*Instructions for the task*
Repeat the whole listing exactly as written.

•••

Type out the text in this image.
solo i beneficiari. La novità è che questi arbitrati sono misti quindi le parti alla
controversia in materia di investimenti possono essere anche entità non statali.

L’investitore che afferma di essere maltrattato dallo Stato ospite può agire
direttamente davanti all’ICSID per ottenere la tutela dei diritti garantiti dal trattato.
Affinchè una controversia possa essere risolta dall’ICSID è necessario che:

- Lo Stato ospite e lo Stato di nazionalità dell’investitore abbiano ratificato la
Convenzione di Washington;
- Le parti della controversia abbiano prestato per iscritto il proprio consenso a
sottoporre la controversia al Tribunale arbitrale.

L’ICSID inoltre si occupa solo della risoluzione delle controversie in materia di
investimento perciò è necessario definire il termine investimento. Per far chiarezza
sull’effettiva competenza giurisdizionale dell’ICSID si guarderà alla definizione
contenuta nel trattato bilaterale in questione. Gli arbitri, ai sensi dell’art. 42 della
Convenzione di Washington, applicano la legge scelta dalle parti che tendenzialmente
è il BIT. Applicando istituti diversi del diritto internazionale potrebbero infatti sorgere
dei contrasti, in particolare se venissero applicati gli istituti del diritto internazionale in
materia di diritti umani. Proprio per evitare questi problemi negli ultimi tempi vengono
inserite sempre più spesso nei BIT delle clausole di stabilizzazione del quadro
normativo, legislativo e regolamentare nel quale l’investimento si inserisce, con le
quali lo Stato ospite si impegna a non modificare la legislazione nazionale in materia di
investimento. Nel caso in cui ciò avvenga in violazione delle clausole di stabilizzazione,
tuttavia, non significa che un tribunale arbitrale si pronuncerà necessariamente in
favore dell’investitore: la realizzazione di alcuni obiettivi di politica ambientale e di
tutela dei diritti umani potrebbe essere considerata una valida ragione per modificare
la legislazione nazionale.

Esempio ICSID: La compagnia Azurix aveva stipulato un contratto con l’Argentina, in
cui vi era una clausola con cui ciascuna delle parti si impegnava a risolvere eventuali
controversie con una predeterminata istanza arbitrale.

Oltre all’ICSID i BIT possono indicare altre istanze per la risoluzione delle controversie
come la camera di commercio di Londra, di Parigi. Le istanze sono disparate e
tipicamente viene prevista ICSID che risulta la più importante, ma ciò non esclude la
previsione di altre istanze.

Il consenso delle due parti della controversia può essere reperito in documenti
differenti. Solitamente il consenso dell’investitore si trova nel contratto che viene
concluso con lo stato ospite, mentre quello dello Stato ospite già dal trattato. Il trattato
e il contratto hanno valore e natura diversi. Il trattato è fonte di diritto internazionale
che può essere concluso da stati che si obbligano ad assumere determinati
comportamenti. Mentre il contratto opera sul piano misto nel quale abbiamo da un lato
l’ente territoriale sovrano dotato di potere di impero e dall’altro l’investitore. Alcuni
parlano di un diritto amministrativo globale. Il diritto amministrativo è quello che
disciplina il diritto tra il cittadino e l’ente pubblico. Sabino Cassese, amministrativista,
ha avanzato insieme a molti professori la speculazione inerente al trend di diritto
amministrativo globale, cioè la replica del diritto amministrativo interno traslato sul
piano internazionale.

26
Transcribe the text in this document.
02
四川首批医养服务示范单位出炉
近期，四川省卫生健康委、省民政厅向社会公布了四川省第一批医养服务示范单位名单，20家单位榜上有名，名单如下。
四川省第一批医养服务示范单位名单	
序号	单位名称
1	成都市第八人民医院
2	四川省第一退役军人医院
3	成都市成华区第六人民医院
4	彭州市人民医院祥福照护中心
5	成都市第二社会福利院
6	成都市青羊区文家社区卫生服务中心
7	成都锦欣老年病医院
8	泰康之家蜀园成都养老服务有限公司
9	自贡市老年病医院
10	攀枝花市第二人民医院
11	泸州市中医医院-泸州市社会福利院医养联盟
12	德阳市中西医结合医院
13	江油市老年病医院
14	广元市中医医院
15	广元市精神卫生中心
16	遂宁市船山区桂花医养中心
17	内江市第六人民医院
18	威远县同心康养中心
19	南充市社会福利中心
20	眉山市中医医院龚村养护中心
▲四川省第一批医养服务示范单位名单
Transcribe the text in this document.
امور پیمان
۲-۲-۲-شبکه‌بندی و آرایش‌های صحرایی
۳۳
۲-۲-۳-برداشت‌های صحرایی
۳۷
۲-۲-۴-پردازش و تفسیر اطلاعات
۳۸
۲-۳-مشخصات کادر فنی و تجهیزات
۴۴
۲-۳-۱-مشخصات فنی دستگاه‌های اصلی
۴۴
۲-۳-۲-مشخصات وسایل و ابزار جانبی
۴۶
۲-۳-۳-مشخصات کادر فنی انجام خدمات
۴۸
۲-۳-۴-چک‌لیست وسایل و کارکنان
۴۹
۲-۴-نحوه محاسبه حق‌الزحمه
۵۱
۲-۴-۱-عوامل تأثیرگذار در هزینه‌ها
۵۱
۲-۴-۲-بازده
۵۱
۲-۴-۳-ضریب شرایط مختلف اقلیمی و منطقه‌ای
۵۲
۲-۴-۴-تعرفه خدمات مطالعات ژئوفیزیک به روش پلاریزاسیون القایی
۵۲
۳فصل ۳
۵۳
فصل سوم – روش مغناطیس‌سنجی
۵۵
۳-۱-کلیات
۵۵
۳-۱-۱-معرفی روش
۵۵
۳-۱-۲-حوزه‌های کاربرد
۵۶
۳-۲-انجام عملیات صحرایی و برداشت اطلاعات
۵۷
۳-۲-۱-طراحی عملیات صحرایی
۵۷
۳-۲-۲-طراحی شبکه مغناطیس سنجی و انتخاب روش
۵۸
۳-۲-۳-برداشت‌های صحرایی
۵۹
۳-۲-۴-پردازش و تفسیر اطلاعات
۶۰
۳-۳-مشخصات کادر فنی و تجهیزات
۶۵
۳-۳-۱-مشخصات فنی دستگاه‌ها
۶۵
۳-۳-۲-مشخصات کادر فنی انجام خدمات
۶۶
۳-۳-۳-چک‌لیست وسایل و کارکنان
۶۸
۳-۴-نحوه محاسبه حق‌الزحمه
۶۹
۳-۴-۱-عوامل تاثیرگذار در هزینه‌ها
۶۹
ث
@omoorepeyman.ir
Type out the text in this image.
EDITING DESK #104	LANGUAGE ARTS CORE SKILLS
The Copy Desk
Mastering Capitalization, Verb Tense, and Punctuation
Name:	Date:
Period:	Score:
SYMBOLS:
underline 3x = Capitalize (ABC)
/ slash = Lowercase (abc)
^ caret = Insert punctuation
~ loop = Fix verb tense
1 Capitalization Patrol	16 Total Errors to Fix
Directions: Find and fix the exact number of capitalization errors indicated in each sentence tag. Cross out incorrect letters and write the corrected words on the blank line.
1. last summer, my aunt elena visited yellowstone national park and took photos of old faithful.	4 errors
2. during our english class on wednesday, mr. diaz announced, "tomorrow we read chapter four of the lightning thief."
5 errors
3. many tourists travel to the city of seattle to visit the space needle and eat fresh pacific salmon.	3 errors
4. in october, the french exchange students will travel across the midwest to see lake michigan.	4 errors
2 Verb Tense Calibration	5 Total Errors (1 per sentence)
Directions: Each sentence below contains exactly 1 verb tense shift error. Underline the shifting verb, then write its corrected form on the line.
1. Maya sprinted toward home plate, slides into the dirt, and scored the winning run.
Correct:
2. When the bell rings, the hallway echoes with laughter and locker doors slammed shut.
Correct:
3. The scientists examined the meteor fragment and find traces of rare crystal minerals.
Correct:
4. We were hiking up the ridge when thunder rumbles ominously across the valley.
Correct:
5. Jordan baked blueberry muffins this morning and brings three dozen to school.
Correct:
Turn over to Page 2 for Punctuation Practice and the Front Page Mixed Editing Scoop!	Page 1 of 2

•••

*In response*
Type out the text in this image.
solo i beneficiari. La novità è che questi arbitrati sono misti quindi le parti alla
controversia in materia di investimenti possono essere anche entità non statali.

L’investitore che afferma di essere maltrattato dallo Stato ospite può agire
direttamente davanti all’ICSID per ottenere la tutela dei diritti garantiti dal trattato.
Affinchè una controversia possa essere risolta dall’ICSID è necessario che:

- Lo Stato ospite e lo Stato di nazionalità dell’investitore abbiano ratificato la
Convenzione di Washington;
- Le parti della controversia abbiano prestato per iscritto il proprio consenso a
sottoporre la controversia al Tribunale arbitrale.

L’ICSID inoltre si occupa solo della risoluzione delle controversie in materia di
investimento perciò è necessario definire il termine investimento. Per far chiarezza
sull’effettiva competenza giurisdizionale dell’ICSID si guarderà alla definizione
contenuta nel trattato bilaterale in questione. Gli arbitri, ai sensi dell’art. 42 della
Convenzione di Washington, applicano la legge scelta dalle parti che tendenzialmente
è il BIT. Applicando istituti diversi del diritto internazionale potrebbero infatti sorgere
dei contrasti, in particolare se venissero applicati gli istituti del diritto internazionale in
materia di diritti umani. Proprio per evitare questi problemi negli ultimi tempi vengono
inserite sempre più spesso nei BIT delle clausole di stabilizzazione del quadro
normativo, legislativo e regolamentare nel quale l’investimento si inserisce, con le
quali lo Stato ospite si impegna a non modificare la legislazione nazionale in materia di
investimento. Nel caso in cui ciò avvenga in violazione delle clausole di stabilizzazione,
tuttavia, non significa che un tribunale arbitrale si pronuncerà necessariamente in
favore dell’investitore: la realizzazione di alcuni obiettivi di politica ambientale e di
tutela dei diritti umani potrebbe essere considerata una valida ragione per modificare
la legislazione nazionale.

Esempio ICSID: La compagnia Azurix aveva stipulato un contratto con l’Argentina, in
cui vi era una clausola con cui ciascuna delle parti si impegnava a risolvere eventuali
controversie con una predeterminata istanza arbitrale.

Oltre all’ICSID i BIT possono indicare altre istanze per la risoluzione delle controversie
come la camera di commercio di Londra, di Parigi. Le istanze sono disparate e
tipicamente viene prevista ICSID che risulta la più importante, ma ciò non esclude la
previsione di altre istanze.

Il consenso delle due parti della controversia può essere reperito in documenti
differenti. Solitamente il consenso dell’investitore si trova nel contratto che viene
concluso con lo stato ospite, mentre quello dello Stato ospite già dal trattato. Il trattato
e il contratto hanno valore e natura diversi. Il trattato è fonte di diritto internazionale
che può essere concluso da stati che si obbligano ad assumere determinati
comportamenti. Mentre il contratto opera sul piano misto nel quale abbiamo da un lato
l’ente territoriale sovrano dotato di potere di impero e dall’altro l’investitore. Alcuni
parlano di un diritto amministrativo globale. Il diritto amministrativo è quello che
disciplina il diritto tra il cittadino e l’ente pubblico. Sabino Cassese, amministrativista,
ha avanzato insieme a molti professori la speculazione inerente al trend di diritto
amministrativo globale, cioè la replica del diritto amministrativo interno traslato sul
piano internazionale.

26
Transcribe the text in this document.
02
四川首批医养服务示范单位出炉
近期，四川省卫生健康委、省民政厅向社会公布了四川省第一批医养服务示范单位名单，20家单位榜上有名，名单如下。
四川省第一批医养服务示范单位名单	
序号	单位名称
1	成都市第八人民医院
2	四川省第一退役军人医院
3	成都市成华区第六人民医院
4	彭州市人民医院祥福照护中心
5	成都市第二社会福利院
6	成都市青羊区文家社区卫生服务中心
7	成都锦欣老年病医院
8	泰康之家蜀园成都养老服务有限公司
9	自贡市老年病医院
10	攀枝花市第二人民医院
11	泸州市中医医院-泸州市社会福利院医养联盟
12	德阳市中西医结合医院
13	江油市老年病医院
14	广元市中医医院
15	广元市精神卫生中心
16	遂宁市船山区桂花医养中心
17	内江市第六人民医院
18	威远县同心康养中心
19	南充市社会福利中心
20	眉山市中医医院龚村养护中心
▲四川省第一批医养服务示范单位名单
Transcribe the text in this document.
امور پیمان
۲-۲-۲-شبکه‌بندی و آرایش‌های صحرایی
۳۳
۲-۲-۳-برداشت‌های صحرایی
۳۷
۲-۲-۴-پردازش و تفسیر اطلاعات
۳۸
۲-۳-مشخصات کادر فنی و تجهیزات
۴۴
۲-۳-۱-مشخصات فنی دستگاه‌های اصلی
۴۴
۲-۳-۲-مشخصات وسایل و ابزار جانبی
۴۶
۲-۳-۳-مشخصات کادر فنی انجام خدمات
۴۸
۲-۳-۴-چک‌لیست وسایل و کارکنان
۴۹
۲-۴-نحوه محاسبه حق‌الزحمه
۵۱
۲-۴-۱-عوامل تأثیرگذار در هزینه‌ها
۵۱
۲-۴-۲-بازده
۵۱
۲-۴-۳-ضریب شرایط مختلف اقلیمی و منطقه‌ای
۵۲
۲-۴-۴-تعرفه خدمات مطالعات ژئوفیزیک به روش پلاریزاسیون القایی
۵۲
۳فصل ۳
۵۳
فصل سوم – روش مغناطیس‌سنجی
۵۵
۳-۱-کلیات
۵۵
۳-۱-۱-معرفی روش
۵۵
۳-۱-۲-حوزه‌های کاربرد
۵۶
۳-۲-انجام عملیات صحرایی و برداشت اطلاعات
۵۷
۳-۲-۱-طراحی عملیات صحرایی
۵۷
۳-۲-۲-طراحی شبکه مغناطیس سنجی و انتخاب روش
۵۸
۳-۲-۳-برداشت‌های صحرایی
۵۹
۳-۲-۴-پردازش و تفسیر اطلاعات
۶۰
۳-۳-مشخصات کادر فنی و تجهیزات
۶۵
۳-۳-۱-مشخصات فنی دستگاه‌ها
۶۵
۳-۳-۲-مشخصات کادر فنی انجام خدمات
۶۶
۳-۳-۳-چک‌لیست وسایل و کارکنان
۶۸
۳-۴-نحوه محاسبه حق‌الزحمه
۶۹
۳-۴-۱-عوامل تاثیرگذار در هزینه‌ها
۶۹
ث
@omoorepeyman.ir
Type out the text in this image.
EDITING DESK #104	LANGUAGE ARTS CORE SKILLS
The Copy Desk
Mastering Capitalization, Verb Tense, and Punctuation
Name:	Date:
Period:	Score:
SYMBOLS:
underline 3x = Capitalize (ABC)
/ slash = Lowercase (abc)
^ caret = Insert punctuation
~ loop = Fix verb tense
1 Capitalization Patrol	16 Total Errors to Fix
Directions: Find and fix the exact number of capitalization errors indicated in each sentence tag. Cross out incorrect letters and write the corrected words on the blank line.
1. last summer, my aunt elena visited yellowstone national park and took photos of old faithful.	4 errors
2. during our english class on wednesday, mr. diaz announced, "tomorrow we read chapter four of the lightning thief."
5 errors
3. many tourists travel to the city of seattle to visit the space needle and eat fresh pacific salmon.	3 errors
4. in october, the french exchange students will travel across the midwest to see lake michigan.	4 errors
2 Verb Tense Calibration	5 Total Errors (1 per sentence)
Directions: Each sentence below contains exactly 1 verb tense shift error. Underline the shifting verb, then write its corrected form on the line.
1. Maya sprinted toward home plate, slides into the dirt, and scored the winning run.
Correct:
2. When the bell rings, the hallway echoes with laughter and locker doors slammed shut.
Correct:
3. The scientists examined the meteor fragment and find traces of rare crystal minerals.
Correct:
4. We were hiking up the ridge when thunder rumbles ominously across the valley.
Correct:
5. Jordan baked blueberry muffins this morning and brings three dozen to school.
Correct:
Turn over to Page 2 for Punctuation Practice and the Front Page Mixed Editing Scoop!	Page 1 of 2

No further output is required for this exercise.